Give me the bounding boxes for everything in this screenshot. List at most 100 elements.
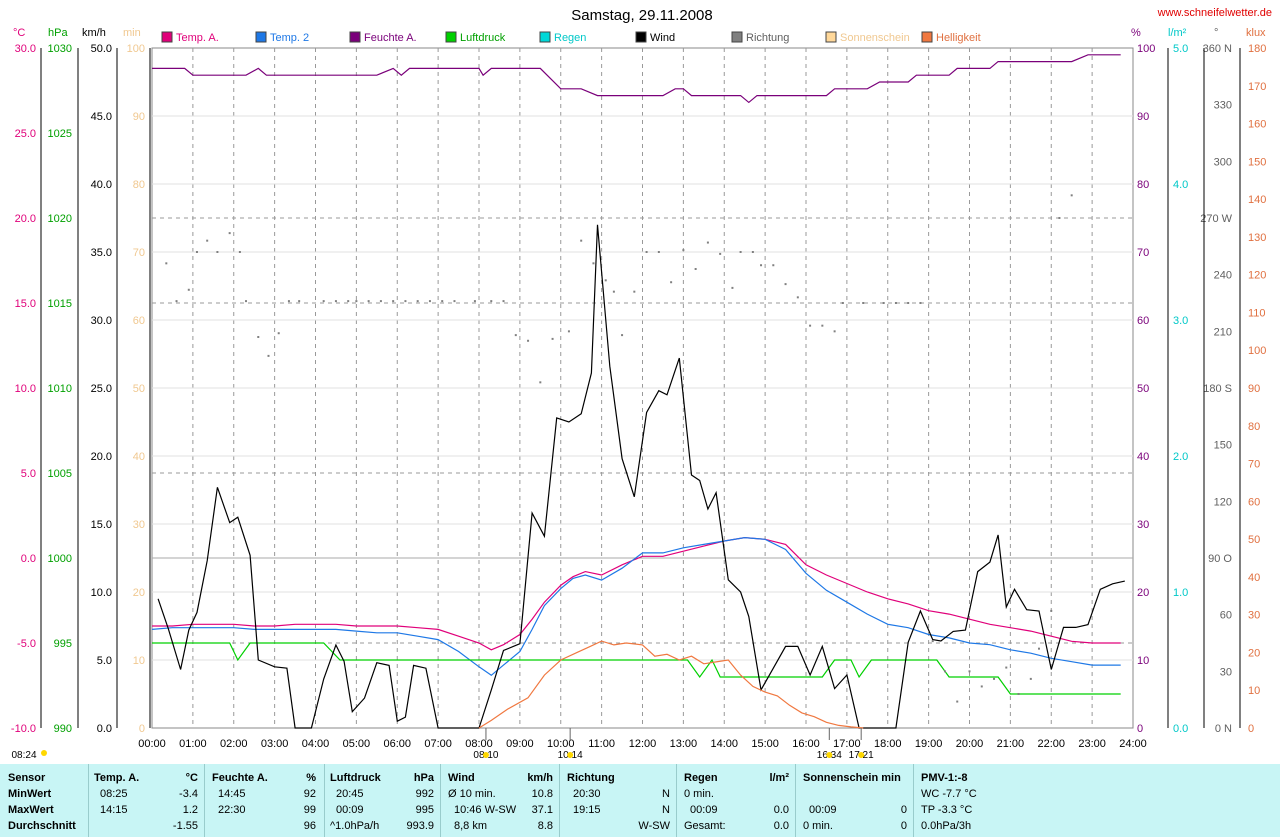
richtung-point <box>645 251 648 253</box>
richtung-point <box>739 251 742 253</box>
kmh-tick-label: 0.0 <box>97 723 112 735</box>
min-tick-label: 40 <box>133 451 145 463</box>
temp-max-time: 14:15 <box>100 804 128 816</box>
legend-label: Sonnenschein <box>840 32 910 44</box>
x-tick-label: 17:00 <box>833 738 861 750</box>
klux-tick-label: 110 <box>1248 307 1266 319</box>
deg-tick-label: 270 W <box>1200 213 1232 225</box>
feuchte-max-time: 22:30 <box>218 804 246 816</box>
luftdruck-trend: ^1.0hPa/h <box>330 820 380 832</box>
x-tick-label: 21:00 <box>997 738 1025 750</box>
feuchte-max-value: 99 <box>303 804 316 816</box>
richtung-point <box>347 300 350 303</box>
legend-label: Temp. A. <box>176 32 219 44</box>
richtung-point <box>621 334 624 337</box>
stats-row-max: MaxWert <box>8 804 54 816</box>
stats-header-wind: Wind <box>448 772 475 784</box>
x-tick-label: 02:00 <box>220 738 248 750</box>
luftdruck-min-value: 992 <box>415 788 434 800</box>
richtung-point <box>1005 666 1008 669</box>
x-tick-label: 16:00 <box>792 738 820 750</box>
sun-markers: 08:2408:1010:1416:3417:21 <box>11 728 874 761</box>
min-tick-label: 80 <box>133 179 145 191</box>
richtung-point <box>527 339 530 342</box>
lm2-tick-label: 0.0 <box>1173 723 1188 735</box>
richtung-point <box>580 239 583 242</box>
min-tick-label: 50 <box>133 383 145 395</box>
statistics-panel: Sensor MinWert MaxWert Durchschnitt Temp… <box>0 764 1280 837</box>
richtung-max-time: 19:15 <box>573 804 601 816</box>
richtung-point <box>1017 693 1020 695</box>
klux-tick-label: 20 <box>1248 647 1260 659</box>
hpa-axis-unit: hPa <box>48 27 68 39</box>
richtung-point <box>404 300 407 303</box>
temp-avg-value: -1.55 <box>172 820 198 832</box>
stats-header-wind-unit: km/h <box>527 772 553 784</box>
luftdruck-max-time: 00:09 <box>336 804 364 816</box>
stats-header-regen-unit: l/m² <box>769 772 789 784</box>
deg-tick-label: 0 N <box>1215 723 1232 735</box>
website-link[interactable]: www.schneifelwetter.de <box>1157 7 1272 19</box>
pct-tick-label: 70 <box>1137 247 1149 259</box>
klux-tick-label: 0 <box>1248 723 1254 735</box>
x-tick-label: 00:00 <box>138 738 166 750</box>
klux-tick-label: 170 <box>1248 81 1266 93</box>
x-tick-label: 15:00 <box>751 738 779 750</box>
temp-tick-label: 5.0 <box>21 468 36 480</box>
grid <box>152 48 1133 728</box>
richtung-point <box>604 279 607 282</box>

**Given problem**
Tally the lines of the records above that contain the string "luftdruck", treating case as significant, and reply with only the number.

**Solution for this task**
3